╭─ Records provided
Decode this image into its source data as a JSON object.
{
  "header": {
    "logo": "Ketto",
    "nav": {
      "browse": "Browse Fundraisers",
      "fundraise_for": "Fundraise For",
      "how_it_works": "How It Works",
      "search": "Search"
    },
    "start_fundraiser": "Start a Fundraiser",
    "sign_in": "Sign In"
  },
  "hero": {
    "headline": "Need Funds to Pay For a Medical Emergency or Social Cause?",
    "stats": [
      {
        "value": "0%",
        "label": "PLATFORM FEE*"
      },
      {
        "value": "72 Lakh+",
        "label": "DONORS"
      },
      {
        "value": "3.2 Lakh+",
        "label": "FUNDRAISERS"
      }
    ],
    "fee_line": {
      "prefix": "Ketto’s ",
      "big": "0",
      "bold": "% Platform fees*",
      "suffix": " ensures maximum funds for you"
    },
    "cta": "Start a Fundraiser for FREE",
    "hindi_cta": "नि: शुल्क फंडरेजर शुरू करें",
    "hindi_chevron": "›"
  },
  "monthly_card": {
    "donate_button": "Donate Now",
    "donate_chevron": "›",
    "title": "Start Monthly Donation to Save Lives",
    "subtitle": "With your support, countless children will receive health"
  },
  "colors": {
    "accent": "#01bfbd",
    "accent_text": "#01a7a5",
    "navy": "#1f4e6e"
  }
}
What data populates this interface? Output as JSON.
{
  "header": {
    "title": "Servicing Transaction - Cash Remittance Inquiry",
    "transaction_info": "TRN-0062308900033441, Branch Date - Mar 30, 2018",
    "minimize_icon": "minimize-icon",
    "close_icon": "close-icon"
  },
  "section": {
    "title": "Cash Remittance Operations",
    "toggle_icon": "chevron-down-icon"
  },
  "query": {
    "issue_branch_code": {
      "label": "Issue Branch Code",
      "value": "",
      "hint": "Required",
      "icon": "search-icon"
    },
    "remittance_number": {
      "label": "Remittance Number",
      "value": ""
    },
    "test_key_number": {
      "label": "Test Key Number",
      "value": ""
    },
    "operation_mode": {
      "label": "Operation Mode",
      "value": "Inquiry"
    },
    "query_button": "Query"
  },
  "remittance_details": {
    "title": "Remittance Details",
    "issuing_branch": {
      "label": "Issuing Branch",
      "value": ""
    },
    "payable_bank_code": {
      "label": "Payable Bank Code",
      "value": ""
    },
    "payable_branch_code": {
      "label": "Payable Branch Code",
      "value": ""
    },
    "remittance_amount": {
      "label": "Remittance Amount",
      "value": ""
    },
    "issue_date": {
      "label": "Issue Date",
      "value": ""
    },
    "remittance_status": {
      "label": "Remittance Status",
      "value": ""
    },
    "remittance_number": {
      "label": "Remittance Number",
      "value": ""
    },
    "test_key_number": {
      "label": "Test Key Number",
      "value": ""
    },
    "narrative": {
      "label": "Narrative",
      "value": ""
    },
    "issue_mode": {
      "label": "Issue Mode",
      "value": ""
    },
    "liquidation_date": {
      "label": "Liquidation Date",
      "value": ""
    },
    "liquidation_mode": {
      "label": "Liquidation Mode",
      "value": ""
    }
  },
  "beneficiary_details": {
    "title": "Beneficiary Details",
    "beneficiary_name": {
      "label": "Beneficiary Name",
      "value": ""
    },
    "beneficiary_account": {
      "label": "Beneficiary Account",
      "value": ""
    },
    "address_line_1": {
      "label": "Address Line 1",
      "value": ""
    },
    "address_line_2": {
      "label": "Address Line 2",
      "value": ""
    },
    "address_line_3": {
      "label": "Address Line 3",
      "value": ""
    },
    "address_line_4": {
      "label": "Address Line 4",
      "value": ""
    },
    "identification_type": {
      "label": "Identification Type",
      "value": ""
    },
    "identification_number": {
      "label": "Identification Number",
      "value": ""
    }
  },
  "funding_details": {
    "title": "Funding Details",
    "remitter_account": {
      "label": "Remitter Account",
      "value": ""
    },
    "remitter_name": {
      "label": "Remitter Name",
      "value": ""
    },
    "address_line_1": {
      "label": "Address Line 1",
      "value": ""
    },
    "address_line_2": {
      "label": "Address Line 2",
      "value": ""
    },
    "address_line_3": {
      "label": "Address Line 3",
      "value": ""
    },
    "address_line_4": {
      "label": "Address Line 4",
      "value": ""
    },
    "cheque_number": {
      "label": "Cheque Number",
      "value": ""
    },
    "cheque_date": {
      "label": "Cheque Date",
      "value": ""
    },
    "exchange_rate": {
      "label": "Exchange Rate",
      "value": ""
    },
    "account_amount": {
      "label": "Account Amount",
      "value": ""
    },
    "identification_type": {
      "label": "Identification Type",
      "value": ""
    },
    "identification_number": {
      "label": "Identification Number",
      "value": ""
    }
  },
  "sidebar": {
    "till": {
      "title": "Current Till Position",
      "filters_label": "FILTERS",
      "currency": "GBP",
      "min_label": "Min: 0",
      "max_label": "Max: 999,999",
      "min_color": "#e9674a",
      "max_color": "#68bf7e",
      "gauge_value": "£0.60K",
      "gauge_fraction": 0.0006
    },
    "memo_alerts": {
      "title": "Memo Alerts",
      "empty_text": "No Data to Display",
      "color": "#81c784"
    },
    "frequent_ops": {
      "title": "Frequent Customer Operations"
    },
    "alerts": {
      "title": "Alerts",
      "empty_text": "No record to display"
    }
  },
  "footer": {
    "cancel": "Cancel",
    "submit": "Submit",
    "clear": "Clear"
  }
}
╰─
[Exercise instructions] Copy every line of the material, please, keeping it exactly the same.

[Exercise solution]
Decode this image into its source data as a JSON object.
{
  "header": {
    "logo": "Ketto",
    "nav": {
      "browse": "Browse Fundraisers",
      "fundraise_for": "Fundraise For",
      "how_it_works": "How It Works",
      "search": "Search"
    },
    "start_fundraiser": "Start a Fundraiser",
    "sign_in": "Sign In"
  },
  "hero": {
    "headline": "Need Funds to Pay For a Medical Emergency or Social Cause?",
    "stats": [
      {
        "value": "0%",
        "label": "PLATFORM FEE*"
      },
      {
        "value": "72 Lakh+",
        "label": "DONORS"
      },
      {
        "value": "3.2 Lakh+",
        "label": "FUNDRAISERS"
      }
    ],
    "fee_line": {
      "prefix": "Ketto’s ",
      "big": "0",
      "bold": "% Platform fees*",
      "suffix": " ensures maximum funds for you"
    },
    "cta": "Start a Fundraiser for FREE",
    "hindi_cta": "नि: शुल्क फंडरेजर शुरू करें",
    "hindi_chevron": "›"
  },
  "monthly_card": {
    "donate_button": "Donate Now",
    "donate_chevron": "›",
    "title": "Start Monthly Donation to Save Lives",
    "subtitle": "With your support, countless children will receive health"
  },
  "colors": {
    "accent": "#01bfbd",
    "accent_text": "#01a7a5",
    "navy": "#1f4e6e"
  }
}
What data populates this interface? Output as JSON.
{
  "header": {
    "title": "Servicing Transaction - Cash Remittance Inquiry",
    "transaction_info": "TRN-0062308900033441, Branch Date - Mar 30, 2018",
    "minimize_icon": "minimize-icon",
    "close_icon": "close-icon"
  },
  "section": {
    "title": "Cash Remittance Operations",
    "toggle_icon": "chevron-down-icon"
  },
  "query": {
    "issue_branch_code": {
      "label": "Issue Branch Code",
      "value": "",
      "hint": "Required",
      "icon": "search-icon"
    },
    "remittance_number": {
      "label": "Remittance Number",
      "value": ""
    },
    "test_key_number": {
      "label": "Test Key Number",
      "value": ""
    },
    "operation_mode": {
      "label": "Operation Mode",
      "value": "Inquiry"
    },
    "query_button": "Query"
  },
  "remittance_details": {
    "title": "Remittance Details",
    "issuing_branch": {
      "label": "Issuing Branch",
      "value": ""
    },
    "payable_bank_code": {
      "label": "Payable Bank Code",
      "value": ""
    },
    "payable_branch_code": {
      "label": "Payable Branch Code",
      "value": ""
    },
    "remittance_amount": {
      "label": "Remittance Amount",
      "value": ""
    },
    "issue_date": {
      "label": "Issue Date",
      "value": ""
    },
    "remittance_status": {
      "label": "Remittance Status",
      "value": ""
    },
    "remittance_number": {
      "label": "Remittance Number",
      "value": ""
    },
    "test_key_number": {
      "label": "Test Key Number",
      "value": ""
    },
    "narrative": {
      "label": "Narrative",
      "value": ""
    },
    "issue_mode": {
      "label": "Issue Mode",
      "value": ""
    },
    "liquidation_date": {
      "label": "Liquidation Date",
      "value": ""
    },
    "liquidation_mode": {
      "label": "Liquidation Mode",
      "value": ""
    }
  },
  "beneficiary_details": {
    "title": "Beneficiary Details",
    "beneficiary_name": {
      "label": "Beneficiary Name",
      "value": ""
    },
    "beneficiary_account": {
      "label": "Beneficiary Account",
      "value": ""
    },
    "address_line_1": {
      "label": "Address Line 1",
      "value": ""
    },
    "address_line_2": {
      "label": "Address Line 2",
      "value": ""
    },
    "address_line_3": {
      "label": "Address Line 3",
      "value": ""
    },
    "address_line_4": {
      "label": "Address Line 4",
      "value": ""
    },
    "identification_type": {
      "label": "Identification Type",
      "value": ""
    },
    "identification_number": {
      "label": "Identification Number",
      "value": ""
    }
  },
  "funding_details": {
    "title": "Funding Details",
    "remitter_account": {
      "label": "Remitter Account",
      "value": ""
    },
    "remitter_name": {
      "label": "Remitter Name",
      "value": ""
    },
    "address_line_1": {
      "label": "Address Line 1",
      "value": ""
    },
    "address_line_2": {
      "label": "Address Line 2",
      "value": ""
    },
    "address_line_3": {
      "label": "Address Line 3",
      "value": ""
    },
    "address_line_4": {
      "label": "Address Line 4",
      "value": ""
    },
    "cheque_number": {
      "label": "Cheque Number",
      "value": ""
    },
    "cheque_date": {
      "label": "Cheque Date",
      "value": ""
    },
    "exchange_rate": {
      "label": "Exchange Rate",
      "value": ""
    },
    "account_amount": {
      "label": "Account Amount",
      "value": ""
    },
    "identification_type": {
      "label": "Identification Type",
      "value": ""
    },
    "identification_number": {
      "label": "Identification Number",
      "value": ""
    }
  },
  "sidebar": {
    "till": {
      "title": "Current Till Position",
      "filters_label": "FILTERS",
      "currency": "GBP",
      "min_label": "Min: 0",
      "max_label": "Max: 999,999",
      "min_color": "#e9674a",
      "max_color": "#68bf7e",
      "gauge_value": "£0.60K",
      "gauge_fraction": 0.0006
    },
    "memo_alerts": {
      "title": "Memo Alerts",
      "empty_text": "No Data to Display",
      "color": "#81c784"
    },
    "frequent_ops": {
      "title": "Frequent Customer Operations"
    },
    "alerts": {
      "title": "Alerts",
      "empty_text": "No record to display"
    }
  },
  "footer": {
    "cancel": "Cancel",
    "submit": "Submit",
    "clear": "Clear"
  }
}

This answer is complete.